## Begin

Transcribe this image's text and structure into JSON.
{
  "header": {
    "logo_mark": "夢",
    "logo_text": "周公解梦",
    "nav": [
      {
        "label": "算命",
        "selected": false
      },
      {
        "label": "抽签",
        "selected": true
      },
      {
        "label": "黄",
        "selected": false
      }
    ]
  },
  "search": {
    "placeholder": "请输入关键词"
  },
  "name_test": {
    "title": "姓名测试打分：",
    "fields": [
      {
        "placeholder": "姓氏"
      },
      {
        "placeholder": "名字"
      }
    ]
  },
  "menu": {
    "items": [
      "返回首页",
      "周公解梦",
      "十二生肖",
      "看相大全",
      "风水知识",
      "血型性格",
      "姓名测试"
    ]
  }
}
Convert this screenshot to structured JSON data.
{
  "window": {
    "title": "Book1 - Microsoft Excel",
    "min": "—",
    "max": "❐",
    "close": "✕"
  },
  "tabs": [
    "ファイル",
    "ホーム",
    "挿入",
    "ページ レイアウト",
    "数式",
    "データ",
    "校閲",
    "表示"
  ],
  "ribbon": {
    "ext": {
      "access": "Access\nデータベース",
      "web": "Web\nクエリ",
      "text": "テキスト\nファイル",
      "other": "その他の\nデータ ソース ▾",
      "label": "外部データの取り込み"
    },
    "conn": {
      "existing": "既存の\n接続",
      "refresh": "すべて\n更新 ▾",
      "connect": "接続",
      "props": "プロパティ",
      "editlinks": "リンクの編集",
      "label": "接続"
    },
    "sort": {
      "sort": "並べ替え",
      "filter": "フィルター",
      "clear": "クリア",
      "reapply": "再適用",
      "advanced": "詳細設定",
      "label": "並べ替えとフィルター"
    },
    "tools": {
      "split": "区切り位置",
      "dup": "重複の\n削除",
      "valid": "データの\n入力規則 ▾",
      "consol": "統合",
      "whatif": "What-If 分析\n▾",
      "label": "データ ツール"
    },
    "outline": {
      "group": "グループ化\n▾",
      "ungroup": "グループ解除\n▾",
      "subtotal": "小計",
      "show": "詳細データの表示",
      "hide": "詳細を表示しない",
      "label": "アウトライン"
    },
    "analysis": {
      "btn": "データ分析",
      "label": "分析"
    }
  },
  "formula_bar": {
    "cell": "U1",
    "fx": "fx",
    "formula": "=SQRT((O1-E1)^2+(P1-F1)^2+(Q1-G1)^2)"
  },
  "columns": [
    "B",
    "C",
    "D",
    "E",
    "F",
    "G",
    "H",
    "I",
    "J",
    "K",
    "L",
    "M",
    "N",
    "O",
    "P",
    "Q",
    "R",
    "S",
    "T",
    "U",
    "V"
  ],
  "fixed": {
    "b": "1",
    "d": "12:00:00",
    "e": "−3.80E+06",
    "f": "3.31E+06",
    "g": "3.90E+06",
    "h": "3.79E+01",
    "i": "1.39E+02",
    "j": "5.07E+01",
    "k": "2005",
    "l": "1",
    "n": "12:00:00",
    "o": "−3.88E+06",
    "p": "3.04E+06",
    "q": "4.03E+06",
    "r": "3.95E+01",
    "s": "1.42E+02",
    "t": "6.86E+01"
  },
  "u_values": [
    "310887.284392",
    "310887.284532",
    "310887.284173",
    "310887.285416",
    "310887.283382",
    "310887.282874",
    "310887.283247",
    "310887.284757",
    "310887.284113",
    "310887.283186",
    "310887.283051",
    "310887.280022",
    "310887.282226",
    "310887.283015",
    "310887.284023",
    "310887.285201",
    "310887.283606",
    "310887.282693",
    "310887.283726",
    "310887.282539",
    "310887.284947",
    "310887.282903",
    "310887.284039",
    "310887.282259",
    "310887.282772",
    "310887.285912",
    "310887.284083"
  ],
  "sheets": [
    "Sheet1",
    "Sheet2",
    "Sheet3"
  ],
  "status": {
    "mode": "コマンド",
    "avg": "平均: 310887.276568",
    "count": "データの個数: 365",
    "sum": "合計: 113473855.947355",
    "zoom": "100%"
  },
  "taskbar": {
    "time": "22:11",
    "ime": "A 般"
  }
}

## End

Find the word "placeholder" and list each line it appears in.

- [Exercise response]:
    "placeholder": "请输入关键词"
        "placeholder": "姓氏"
        "placeholder": "名字"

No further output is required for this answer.